Objective -
Every entry should be repeated exactly. Omit the pictures.

==============================

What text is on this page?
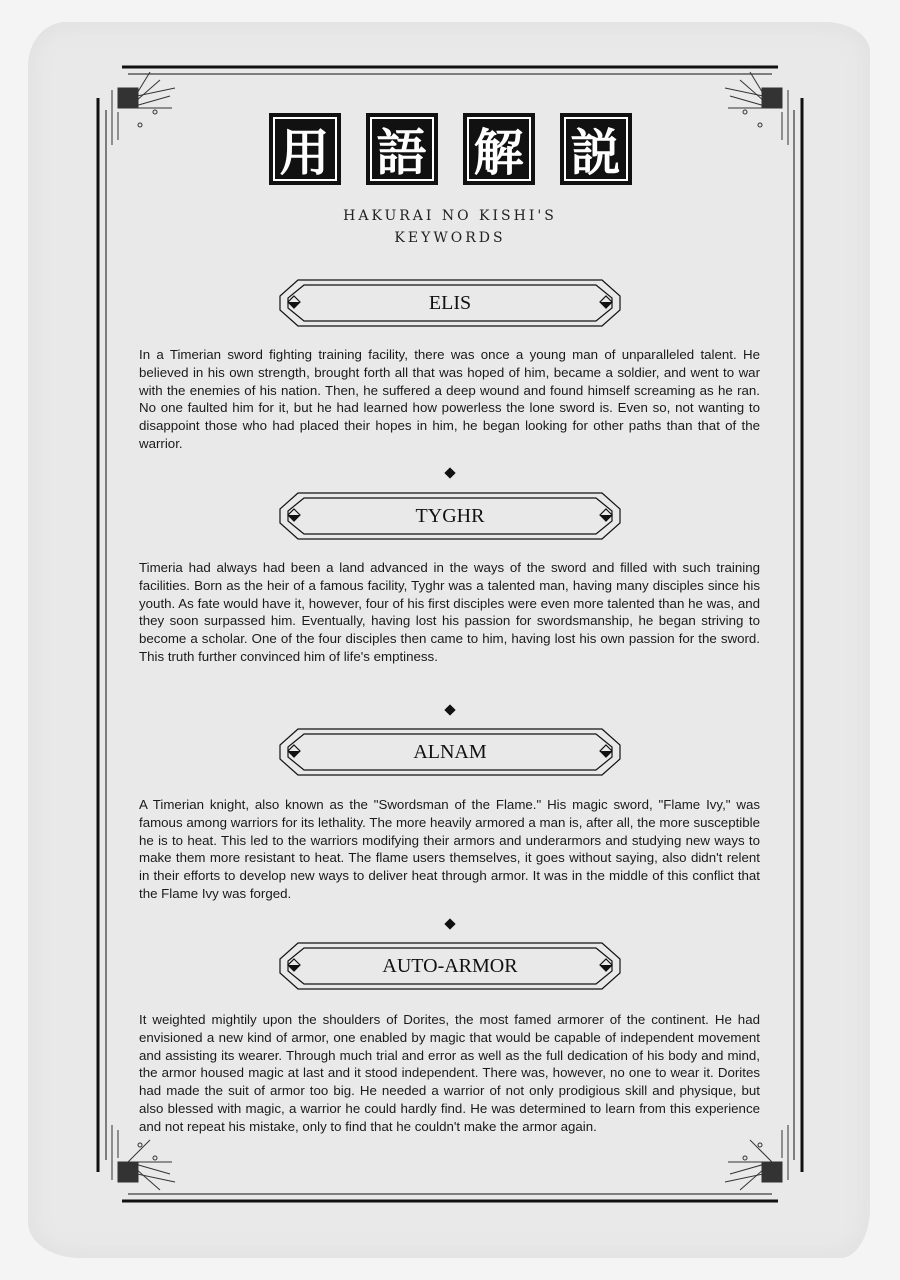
用 語 解 説
HAKURAI NO KISHI'S
KEYWORDS
ELIS

In a Timerian sword fighting training facility, there was once a young man of unparalleled talent. He believed in his own strength, brought forth all that was hoped of him, became a soldier, and went to war with the enemies of his nation. Then, he suffered a deep wound and found himself screaming as he ran. No one faulted him for it, but he had learned how powerless the lone sword is. Even so, not wanting to disappoint those who had placed their hopes in him, he began looking for other paths than that of the warrior.

TYGHR

Timeria had always had been a land advanced in the ways of the sword and filled with such training facilities. Born as the heir of a famous facility, Tyghr was a talented man, having many disciples since his youth. As fate would have it, however, four of his first disciples were even more talented than he was, and they soon surpassed him. Eventually, having lost his passion for swordsmanship, he began striving to become a scholar. One of the four disciples then came to him, having lost his own passion for the sword. This truth further convinced him of life's emptiness.

ALNAM

A Timerian knight, also known as the "Swordsman of the Flame." His magic sword, "Flame Ivy," was famous among warriors for its lethality. The more heavily armored a man is, after all, the more susceptible he is to heat. This led to the warriors modifying their armors and underarmors and studying new ways to make them more resistant to heat. The flame users themselves, it goes without saying, also didn't relent in their efforts to develop new ways to deliver heat through armor. It was in the middle of this conflict that the Flame Ivy was forged.

AUTO-ARMOR

It weighted mightily upon the shoulders of Dorites, the most famed armorer of the continent. He had envisioned a new kind of armor, one enabled by magic that would be capable of independent movement and assisting its wearer. Through much trial and error as well as the full dedication of his body and mind, the armor housed magic at last and it stood independent. There was, however, no one to wear it. Dorites had made the suit of armor too big. He needed a warrior of not only prodigious skill and physique, but also blessed with magic, a warrior he could hardly find. He was determined to learn from this experience and not repeat his mistake, only to find that he couldn't make the armor again.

==============================

Correct answer -
What text is on this page?
用 語 解 説
HAKURAI NO KISHI'S
KEYWORDS
ELIS

In a Timerian sword fighting training facility, there was once a young man of unparalleled talent. He believed in his own strength, brought forth all that was hoped of him, became a soldier, and went to war with the enemies of his nation. Then, he suffered a deep wound and found himself screaming as he ran. No one faulted him for it, but he had learned how powerless the lone sword is. Even so, not wanting to disappoint those who had placed their hopes in him, he began looking for other paths than that of the warrior.

TYGHR

Timeria had always had been a land advanced in the ways of the sword and filled with such training facilities. Born as the heir of a famous facility, Tyghr was a talented man, having many disciples since his youth. As fate would have it, however, four of his first disciples were even more talented than he was, and they soon surpassed him. Eventually, having lost his passion for swordsmanship, he began striving to become a scholar. One of the four disciples then came to him, having lost his own passion for the sword. This truth further convinced him of life's emptiness.

ALNAM

A Timerian knight, also known as the "Swordsman of the Flame." His magic sword, "Flame Ivy," was famous among warriors for its lethality. The more heavily armored a man is, after all, the more susceptible he is to heat. This led to the warriors modifying their armors and underarmors and studying new ways to make them more resistant to heat. The flame users themselves, it goes without saying, also didn't relent in their efforts to develop new ways to deliver heat through armor. It was in the middle of this conflict that the Flame Ivy was forged.

AUTO-ARMOR

It weighted mightily upon the shoulders of Dorites, the most famed armorer of the continent. He had envisioned a new kind of armor, one enabled by magic that would be capable of independent movement and assisting its wearer. Through much trial and error as well as the full dedication of his body and mind, the armor housed magic at last and it stood independent. There was, however, no one to wear it. Dorites had made the suit of armor too big. He needed a warrior of not only prodigious skill and physique, but also blessed with magic, a warrior he could hardly find. He was determined to learn from this experience and not repeat his mistake, only to find that he couldn't make the armor again.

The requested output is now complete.